- [Work to do]
Wherever the string "file" shows up in a line, count that line. Give the total alone.

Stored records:
* * * * * * * * *

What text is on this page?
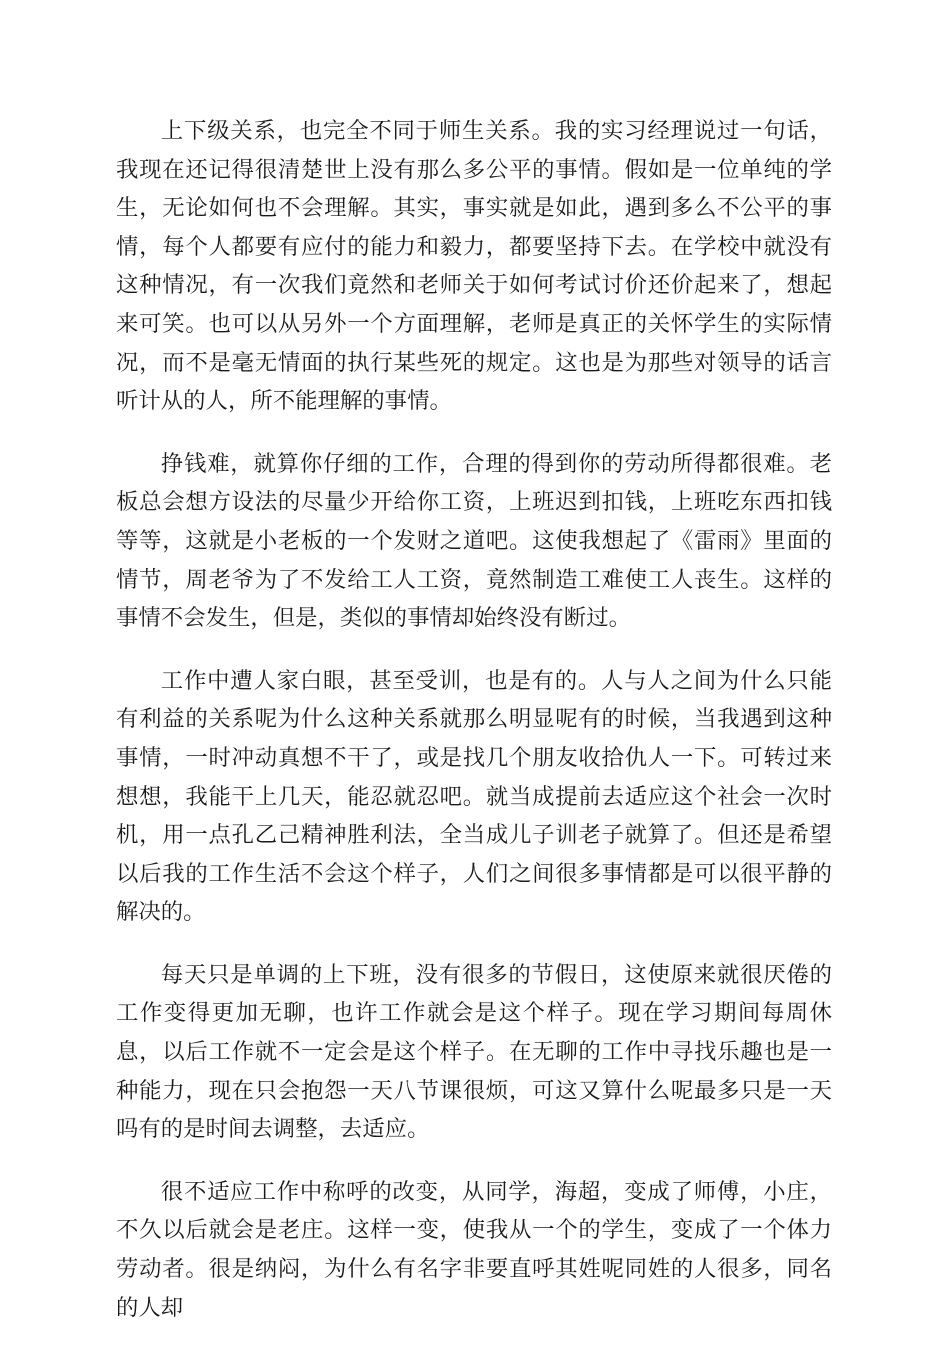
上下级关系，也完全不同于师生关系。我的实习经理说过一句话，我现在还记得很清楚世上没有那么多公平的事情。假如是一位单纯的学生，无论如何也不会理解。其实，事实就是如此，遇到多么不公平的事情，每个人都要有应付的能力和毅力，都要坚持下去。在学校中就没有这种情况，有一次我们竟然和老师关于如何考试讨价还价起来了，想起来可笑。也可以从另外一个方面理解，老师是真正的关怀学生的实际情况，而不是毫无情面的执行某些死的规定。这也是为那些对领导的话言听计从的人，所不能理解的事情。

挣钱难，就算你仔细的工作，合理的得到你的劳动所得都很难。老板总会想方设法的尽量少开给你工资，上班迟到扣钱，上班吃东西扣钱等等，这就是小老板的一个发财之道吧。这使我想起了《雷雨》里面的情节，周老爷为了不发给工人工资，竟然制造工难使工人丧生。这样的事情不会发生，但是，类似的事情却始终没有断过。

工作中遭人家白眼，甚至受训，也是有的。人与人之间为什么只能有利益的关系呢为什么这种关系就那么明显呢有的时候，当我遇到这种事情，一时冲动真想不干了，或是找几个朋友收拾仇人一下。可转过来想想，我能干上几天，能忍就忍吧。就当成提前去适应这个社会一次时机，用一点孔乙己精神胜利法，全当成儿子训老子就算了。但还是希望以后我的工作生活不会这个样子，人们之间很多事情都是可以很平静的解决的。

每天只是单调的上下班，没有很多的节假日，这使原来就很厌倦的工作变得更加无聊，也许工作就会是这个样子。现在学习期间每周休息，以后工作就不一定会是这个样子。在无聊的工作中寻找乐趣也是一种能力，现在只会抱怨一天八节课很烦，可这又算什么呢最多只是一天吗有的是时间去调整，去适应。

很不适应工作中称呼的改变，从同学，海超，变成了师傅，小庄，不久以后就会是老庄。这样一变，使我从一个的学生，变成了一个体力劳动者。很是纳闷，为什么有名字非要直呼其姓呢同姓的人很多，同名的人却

* * * * * * * * *

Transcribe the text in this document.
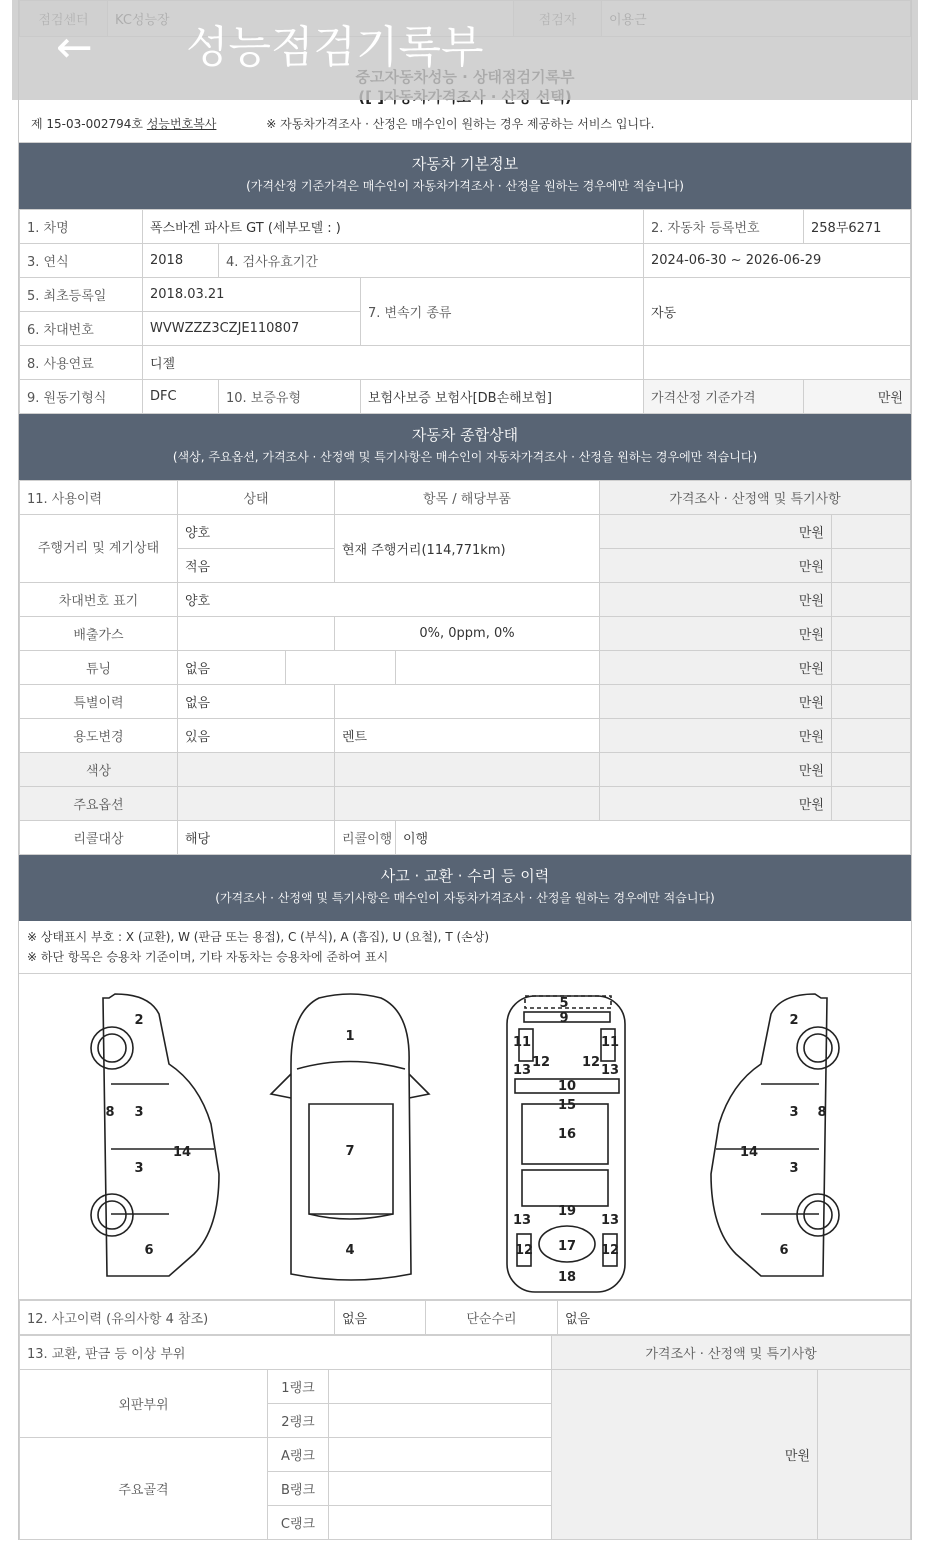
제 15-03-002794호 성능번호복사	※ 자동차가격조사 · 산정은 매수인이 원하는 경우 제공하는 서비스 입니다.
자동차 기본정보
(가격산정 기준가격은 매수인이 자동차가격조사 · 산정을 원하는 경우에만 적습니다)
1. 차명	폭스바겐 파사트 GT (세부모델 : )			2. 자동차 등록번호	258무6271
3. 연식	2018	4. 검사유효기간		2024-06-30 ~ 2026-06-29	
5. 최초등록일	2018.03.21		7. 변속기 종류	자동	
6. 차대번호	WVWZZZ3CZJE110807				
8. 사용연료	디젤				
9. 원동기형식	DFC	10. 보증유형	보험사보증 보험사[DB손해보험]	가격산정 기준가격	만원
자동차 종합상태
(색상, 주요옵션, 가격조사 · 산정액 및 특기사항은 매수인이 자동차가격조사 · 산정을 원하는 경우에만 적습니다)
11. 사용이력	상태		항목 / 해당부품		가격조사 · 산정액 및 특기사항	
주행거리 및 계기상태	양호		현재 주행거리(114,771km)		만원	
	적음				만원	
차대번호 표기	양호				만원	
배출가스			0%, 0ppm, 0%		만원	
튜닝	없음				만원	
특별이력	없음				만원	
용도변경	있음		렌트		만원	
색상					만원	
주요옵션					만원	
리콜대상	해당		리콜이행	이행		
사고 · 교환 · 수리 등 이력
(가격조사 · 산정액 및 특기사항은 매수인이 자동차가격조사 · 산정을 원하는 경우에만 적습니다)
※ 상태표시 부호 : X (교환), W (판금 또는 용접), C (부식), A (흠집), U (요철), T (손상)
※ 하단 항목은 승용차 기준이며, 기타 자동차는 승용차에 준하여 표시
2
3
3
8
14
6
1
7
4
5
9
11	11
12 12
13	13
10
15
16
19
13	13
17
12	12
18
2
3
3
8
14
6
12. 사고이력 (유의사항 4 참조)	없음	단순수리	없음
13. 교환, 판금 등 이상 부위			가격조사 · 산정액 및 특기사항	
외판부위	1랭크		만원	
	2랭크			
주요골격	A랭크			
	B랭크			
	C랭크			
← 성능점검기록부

* * * * * * * * *

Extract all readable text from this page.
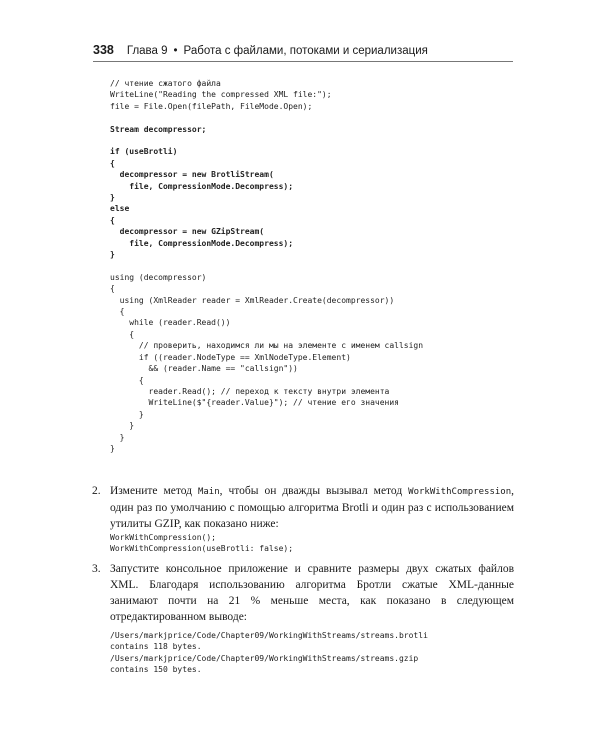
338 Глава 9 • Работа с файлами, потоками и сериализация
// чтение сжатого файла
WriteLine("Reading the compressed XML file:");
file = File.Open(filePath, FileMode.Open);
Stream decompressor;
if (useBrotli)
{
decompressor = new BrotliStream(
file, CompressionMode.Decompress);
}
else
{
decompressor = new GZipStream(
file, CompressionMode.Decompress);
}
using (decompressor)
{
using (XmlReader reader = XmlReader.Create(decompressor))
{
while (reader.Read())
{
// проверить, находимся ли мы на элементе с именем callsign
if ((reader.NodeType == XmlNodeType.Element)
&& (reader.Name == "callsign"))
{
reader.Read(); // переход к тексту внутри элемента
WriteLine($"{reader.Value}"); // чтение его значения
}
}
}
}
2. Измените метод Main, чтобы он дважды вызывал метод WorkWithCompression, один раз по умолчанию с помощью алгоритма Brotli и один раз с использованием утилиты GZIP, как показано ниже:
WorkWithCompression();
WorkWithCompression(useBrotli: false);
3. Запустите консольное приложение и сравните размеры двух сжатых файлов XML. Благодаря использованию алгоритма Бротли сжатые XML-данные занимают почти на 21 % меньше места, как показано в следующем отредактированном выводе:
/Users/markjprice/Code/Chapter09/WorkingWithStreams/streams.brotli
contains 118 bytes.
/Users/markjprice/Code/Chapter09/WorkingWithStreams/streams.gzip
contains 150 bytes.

* * * * * * * * *

- [The result]
4